• **Offene Aufgaben**:
**A.** Wie viele Frauen mit Behinderungen wurden laut dem Text über das Förderprojekt für Frauen mit Behinderungen bundesweit befragt?
**B.** Greif den Text über das Förderprojekt für Frauen mit Behinderungen auf und führe ihn nach seinem letzten Satz weiter.

• **Textauszug**:
----

Dieser Beitrag wurde über das Projekt "Frausein - barrierefrei" geschrieben, bei dem ich mitgearbeitet habe und den ich wert finde, ihn öffentlich zu machen:
"Frau sein ohne Barrieren" heißt ein Förderprojekt für Frauen mit Behinderungen der Firma Online Schulungs- und Beratungsges.mbH, das im Februar startete und im Dezember 2003 seinen Abschluss finden wird. In Zusammenarbeit mit der Wirtschafts- und Arbeiterkammer, Gewerkschaftsbund und dem Arbeitsmarktservice soll eine Sensibilisierung für die Vielzahl von sichtbaren und unsichtbaren Barrieren erreicht werden, die es den Frauen verunmöglichen, an Aus- und Fortbildungsprogrammen teilzunehmen und einen ihren Qualifikationen und Behinderungen entsprechenden Arbeitsplatz zu finden.
Auftakt der Maßnahmen zur Bewusstseinsbildung für die Hürden im Alltag war eine bundesweite Befragung von 800 Frauen mit Behinderungen, die über ihre Berufs- und Lebenssituationen Auskunft gaben. Dabei kamen bauliche Barrieren, wie Stufen, fehlende oder zu schmale Lifte, nicht vorhandenen Behindertentoiletten ebenso zur Sprache wie nicht vorhandenes Lehrmaterial in Blindenschrift oder fehlende GebärdensprachdolmetscherInnen für Gehörlose.
Projektmitarbeiterin und Behindertenbeauftragte der Uni Wien, Kornelia Götzinger, stellt fest, dass 75 % der befragten Frauen in der Stadt berufstätig sind. "Städtische Strukturen sind für Frauen mit Behinderungen wesentlich förderlicher als ländliche Strukturen, wo die eigene Mobilität oft nicht so vorhanden ist.", so Götzinger. Über die Lebenssituation der befragten Frauen gibt sie Auskunft, dass mehr als die Hälfte alleine leben, ein Drittel mit Partner oder Ehemann, wobei ein Großteil dieser Frauen auch ein bis zwei Kinder hat.
Die Ergebnisse der Umfrage werden am Ende des Projekts in ein Handbuch einfließen, dass eine Art Leitfaden für behindertengerechte Arbeitsplätze und Strukturen im Ausbildungsbereich bereitstellen wird und auf Mängel wie Handlungsmöglichkeiten hinweist. Material dafür werden auch die verschiedenen Round Tables liefern, die regelmäßig in Wien und in den Bundesländern veranstaltet werden und auf denen gemeinsam diskutiert und beraten wird.

----

• **Bereitgestellte Daten**:
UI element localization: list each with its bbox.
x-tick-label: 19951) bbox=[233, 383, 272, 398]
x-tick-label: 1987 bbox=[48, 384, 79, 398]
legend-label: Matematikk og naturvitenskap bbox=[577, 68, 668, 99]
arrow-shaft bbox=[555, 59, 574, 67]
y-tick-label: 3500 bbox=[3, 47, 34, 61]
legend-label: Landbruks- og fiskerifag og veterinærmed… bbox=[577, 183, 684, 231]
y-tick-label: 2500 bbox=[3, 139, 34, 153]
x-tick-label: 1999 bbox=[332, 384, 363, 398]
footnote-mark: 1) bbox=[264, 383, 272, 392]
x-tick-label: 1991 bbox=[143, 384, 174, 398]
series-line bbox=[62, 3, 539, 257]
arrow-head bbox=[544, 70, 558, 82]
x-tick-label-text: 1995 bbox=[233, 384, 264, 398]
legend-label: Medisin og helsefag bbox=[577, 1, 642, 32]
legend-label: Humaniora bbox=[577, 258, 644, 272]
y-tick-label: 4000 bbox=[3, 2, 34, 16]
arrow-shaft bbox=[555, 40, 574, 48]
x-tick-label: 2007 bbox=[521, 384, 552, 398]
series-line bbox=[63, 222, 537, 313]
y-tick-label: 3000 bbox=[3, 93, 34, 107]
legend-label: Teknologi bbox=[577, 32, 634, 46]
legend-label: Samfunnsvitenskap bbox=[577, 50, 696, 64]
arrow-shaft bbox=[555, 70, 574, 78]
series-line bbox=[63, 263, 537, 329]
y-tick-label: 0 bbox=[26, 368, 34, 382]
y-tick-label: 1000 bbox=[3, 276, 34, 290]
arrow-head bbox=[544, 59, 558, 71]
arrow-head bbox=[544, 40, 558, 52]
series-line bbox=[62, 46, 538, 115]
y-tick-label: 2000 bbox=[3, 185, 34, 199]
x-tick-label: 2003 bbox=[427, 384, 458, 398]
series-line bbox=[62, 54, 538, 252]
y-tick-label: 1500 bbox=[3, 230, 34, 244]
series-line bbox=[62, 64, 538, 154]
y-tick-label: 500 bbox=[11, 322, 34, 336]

----

• **Ergebnisse je Aufgabe**:
**A.** 800 Frauen.

**B.**
Einen Teil der Maßnahmen des Projekts unter der Leitung von Mag.a. Monika Haider umfasst auch Vernetzungs- und Aufklärungsarbeit zwischen wirtschaftlichen, arbeitsmarktrelevanten und Bildungseinrichtungen. "Viele Bildungseinrichtungen wissen nicht einmal, ob sie barrierefrei zugänglich sind", berichtet Götzinger. Besonders hingewiesen wird im Projekt auf den Genderaspekt der Problematik: Das unterschiedliche Einkommensniveau zwischen Männern und Frauen schlägt sich in Lebensqualität und Lebensplanung nieder, adäquate Teilzeitjobs für Frauen ab der Pflegegeldstufe 6 oder 7 seien nicht vorhanden. Von der beruflichen Integration Behinderter würden hauptsächlich Männer den Nutzen ziehen, so ist im Budget der Förderprogramme des Sozialministeriums 57% für Männer und 43% für Frauen vorgesehen.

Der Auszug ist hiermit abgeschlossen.